◆ **Exercise goal**
Go through the entries below and copy each line that holds the word "Robust".

★ ★ ★ ★ ★ ★ ★

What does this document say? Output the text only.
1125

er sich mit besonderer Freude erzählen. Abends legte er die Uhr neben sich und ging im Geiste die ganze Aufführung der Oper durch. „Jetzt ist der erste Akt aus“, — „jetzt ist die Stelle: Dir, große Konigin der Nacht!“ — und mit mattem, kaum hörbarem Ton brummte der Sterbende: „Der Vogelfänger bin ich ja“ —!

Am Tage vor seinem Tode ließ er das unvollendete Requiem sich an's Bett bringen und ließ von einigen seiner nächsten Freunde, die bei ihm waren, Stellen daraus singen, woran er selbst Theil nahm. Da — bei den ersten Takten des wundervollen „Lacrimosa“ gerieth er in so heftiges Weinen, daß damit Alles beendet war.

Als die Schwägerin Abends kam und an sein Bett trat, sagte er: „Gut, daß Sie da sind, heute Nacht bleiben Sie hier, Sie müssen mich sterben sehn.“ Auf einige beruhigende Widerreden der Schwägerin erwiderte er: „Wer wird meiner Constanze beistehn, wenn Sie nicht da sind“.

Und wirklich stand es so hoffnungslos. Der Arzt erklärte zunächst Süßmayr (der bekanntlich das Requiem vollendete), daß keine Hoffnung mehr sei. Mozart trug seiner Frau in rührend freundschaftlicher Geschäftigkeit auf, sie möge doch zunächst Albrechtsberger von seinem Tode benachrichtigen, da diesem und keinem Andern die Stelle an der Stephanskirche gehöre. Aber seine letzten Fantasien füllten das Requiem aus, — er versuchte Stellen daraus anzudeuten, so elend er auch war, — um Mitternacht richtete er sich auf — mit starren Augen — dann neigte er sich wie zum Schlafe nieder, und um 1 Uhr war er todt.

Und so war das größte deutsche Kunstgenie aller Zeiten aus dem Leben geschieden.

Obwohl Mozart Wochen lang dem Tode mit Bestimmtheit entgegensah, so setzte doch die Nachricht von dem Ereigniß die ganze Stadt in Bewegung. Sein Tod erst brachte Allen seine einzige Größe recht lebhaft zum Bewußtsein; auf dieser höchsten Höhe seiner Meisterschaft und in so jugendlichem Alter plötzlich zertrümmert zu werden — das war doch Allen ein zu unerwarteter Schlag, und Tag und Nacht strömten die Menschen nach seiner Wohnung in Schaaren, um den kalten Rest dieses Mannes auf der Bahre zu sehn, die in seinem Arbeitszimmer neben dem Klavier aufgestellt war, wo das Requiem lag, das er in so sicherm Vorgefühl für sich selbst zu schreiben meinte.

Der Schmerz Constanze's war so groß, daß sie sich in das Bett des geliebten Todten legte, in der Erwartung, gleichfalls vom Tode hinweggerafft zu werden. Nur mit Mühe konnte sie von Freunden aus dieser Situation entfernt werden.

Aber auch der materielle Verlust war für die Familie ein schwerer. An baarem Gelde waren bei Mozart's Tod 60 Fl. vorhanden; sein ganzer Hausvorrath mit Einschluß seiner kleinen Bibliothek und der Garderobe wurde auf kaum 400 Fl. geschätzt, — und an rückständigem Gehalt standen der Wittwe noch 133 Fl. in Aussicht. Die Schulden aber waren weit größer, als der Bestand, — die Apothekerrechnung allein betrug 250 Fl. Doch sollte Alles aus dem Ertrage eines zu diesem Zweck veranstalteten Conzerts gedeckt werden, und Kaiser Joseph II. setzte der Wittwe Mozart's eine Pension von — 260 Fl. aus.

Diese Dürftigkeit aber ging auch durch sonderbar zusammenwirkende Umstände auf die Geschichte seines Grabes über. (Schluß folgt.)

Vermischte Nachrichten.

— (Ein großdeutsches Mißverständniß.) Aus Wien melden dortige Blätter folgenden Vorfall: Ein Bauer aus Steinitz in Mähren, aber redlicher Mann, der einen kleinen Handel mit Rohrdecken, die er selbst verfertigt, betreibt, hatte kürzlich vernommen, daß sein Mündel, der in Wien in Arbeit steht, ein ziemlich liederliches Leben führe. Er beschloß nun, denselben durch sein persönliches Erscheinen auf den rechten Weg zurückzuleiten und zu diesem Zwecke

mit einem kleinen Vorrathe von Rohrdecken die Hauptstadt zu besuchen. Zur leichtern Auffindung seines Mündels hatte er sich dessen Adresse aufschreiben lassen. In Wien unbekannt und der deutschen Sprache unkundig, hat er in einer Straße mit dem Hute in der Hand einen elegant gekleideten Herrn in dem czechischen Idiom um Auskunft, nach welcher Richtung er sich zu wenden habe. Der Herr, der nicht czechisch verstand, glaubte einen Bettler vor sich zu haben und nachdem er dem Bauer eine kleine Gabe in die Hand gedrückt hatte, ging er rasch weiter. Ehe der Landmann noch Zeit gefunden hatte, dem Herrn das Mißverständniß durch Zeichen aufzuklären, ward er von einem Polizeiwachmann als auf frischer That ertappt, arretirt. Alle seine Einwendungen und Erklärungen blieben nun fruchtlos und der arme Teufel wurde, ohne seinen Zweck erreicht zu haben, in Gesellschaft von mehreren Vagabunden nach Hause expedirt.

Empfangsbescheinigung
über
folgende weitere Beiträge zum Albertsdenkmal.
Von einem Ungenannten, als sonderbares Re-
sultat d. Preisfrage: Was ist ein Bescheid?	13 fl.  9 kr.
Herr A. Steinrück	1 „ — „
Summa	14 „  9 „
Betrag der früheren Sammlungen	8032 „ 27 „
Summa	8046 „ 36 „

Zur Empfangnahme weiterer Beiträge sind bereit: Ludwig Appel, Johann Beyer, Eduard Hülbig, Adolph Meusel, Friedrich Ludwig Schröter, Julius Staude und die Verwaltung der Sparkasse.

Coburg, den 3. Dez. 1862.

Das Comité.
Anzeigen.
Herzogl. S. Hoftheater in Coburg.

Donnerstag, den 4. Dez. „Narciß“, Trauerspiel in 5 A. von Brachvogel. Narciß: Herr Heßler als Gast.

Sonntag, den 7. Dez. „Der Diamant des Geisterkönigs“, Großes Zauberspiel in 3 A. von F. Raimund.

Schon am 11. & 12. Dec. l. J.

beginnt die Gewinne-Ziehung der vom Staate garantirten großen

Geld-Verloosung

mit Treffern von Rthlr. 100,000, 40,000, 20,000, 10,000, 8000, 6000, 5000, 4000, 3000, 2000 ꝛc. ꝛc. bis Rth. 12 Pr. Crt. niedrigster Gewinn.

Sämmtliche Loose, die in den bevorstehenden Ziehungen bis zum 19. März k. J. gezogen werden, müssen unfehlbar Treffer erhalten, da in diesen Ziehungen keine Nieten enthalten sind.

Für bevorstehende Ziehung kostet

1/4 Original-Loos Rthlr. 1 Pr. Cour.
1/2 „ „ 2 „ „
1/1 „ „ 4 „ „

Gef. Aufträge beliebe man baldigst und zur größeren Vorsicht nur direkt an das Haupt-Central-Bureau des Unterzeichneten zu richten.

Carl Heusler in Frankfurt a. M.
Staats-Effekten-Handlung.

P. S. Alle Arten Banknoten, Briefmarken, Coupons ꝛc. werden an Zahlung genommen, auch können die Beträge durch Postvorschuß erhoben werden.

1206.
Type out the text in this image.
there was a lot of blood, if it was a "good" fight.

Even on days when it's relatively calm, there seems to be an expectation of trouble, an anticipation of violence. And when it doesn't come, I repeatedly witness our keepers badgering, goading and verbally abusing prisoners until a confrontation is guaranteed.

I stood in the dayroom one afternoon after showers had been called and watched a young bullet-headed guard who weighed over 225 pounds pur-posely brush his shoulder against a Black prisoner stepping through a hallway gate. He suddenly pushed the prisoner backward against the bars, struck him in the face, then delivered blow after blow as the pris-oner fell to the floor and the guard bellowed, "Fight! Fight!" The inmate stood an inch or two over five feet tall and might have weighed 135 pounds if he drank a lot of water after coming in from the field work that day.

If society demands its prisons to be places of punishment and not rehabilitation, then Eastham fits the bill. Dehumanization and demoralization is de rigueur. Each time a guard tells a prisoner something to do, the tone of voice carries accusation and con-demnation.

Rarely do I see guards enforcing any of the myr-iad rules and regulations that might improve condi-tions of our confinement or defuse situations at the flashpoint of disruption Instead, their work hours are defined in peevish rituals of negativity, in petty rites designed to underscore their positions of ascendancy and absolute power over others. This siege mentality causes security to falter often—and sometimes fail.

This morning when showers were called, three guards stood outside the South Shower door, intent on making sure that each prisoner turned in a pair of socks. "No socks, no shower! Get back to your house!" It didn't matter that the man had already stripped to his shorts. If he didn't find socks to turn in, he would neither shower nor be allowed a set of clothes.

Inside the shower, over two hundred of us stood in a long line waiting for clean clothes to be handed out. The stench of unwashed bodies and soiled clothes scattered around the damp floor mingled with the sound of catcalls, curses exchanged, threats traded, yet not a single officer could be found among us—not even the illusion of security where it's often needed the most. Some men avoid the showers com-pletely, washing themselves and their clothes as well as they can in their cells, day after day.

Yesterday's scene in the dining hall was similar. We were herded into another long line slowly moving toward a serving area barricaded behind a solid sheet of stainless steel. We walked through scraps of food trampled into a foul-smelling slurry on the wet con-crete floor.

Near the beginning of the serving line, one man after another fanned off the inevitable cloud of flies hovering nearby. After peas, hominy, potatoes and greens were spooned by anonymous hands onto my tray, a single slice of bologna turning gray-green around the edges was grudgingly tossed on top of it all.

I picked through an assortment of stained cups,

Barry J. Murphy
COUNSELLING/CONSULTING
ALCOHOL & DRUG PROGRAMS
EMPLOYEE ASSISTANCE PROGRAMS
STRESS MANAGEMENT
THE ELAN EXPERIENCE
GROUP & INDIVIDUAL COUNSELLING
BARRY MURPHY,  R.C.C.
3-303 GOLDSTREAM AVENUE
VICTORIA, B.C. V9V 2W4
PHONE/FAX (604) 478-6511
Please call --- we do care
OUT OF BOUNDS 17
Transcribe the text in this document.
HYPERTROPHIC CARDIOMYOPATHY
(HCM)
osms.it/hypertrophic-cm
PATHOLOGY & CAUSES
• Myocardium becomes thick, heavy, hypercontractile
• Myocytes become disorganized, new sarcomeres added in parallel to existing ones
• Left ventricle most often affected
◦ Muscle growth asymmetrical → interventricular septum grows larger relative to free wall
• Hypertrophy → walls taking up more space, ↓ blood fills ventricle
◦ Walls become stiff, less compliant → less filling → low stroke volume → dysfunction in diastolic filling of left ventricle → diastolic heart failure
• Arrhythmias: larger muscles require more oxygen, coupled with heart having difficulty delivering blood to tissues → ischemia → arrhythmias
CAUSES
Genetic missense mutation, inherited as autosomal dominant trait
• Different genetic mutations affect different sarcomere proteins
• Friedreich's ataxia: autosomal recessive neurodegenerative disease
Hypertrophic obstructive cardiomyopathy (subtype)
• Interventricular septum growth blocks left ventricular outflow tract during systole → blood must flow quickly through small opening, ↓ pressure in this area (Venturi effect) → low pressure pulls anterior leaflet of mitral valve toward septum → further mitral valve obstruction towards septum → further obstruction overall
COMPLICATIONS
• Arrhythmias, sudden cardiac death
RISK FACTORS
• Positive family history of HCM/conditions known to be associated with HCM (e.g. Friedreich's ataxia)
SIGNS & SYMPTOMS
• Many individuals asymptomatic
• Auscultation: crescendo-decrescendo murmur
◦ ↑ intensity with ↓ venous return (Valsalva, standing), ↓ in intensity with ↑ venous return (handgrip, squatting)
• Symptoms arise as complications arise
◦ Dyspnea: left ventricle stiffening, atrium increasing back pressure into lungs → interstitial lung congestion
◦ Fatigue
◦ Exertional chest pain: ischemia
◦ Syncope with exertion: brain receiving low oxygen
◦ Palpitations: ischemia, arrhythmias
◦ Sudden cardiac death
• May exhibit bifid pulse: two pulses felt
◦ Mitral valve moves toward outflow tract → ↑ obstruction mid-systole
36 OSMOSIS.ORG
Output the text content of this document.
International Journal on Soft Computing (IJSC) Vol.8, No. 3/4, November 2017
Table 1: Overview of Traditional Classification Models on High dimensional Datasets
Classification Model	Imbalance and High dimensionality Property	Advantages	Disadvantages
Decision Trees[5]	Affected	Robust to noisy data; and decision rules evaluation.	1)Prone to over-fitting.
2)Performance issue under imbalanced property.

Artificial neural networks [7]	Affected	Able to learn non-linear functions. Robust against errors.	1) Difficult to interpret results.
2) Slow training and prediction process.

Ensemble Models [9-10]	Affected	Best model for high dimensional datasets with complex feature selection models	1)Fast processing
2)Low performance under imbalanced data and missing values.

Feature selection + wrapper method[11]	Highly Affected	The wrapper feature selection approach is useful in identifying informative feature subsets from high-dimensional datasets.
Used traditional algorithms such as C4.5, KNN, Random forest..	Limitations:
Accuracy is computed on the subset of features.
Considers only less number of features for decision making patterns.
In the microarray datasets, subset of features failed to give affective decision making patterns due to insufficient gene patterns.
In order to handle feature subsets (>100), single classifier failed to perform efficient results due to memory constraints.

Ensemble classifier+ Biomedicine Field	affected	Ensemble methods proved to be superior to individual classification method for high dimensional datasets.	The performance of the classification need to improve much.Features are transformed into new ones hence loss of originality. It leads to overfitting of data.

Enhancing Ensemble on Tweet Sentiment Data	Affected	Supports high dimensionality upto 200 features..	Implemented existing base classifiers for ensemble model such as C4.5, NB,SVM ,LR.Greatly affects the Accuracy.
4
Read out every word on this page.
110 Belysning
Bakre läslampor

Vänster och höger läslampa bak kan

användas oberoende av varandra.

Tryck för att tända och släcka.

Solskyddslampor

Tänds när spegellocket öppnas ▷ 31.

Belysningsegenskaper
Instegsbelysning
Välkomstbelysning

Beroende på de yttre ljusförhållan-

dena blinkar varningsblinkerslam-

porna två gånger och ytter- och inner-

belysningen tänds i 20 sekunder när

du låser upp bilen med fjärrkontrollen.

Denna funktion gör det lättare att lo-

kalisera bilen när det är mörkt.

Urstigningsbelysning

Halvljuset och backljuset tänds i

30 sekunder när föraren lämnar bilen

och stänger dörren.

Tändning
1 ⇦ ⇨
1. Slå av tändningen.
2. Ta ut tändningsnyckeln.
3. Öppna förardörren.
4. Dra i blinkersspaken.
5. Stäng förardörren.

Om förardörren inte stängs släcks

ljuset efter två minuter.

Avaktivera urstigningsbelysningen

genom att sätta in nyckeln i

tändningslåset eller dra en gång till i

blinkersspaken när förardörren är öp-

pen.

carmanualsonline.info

★ ★ ★ ★ ★ ★ ★

◆ **Exercise output**
Decision Trees[5]	Affected	Robust to noisy data; and decision rules evaluation.	1)Prone to over-fitting.
Artificial neural networks [7]	Affected	Able to learn non-linear functions. Robust against errors.	1) Difficult to interpret results.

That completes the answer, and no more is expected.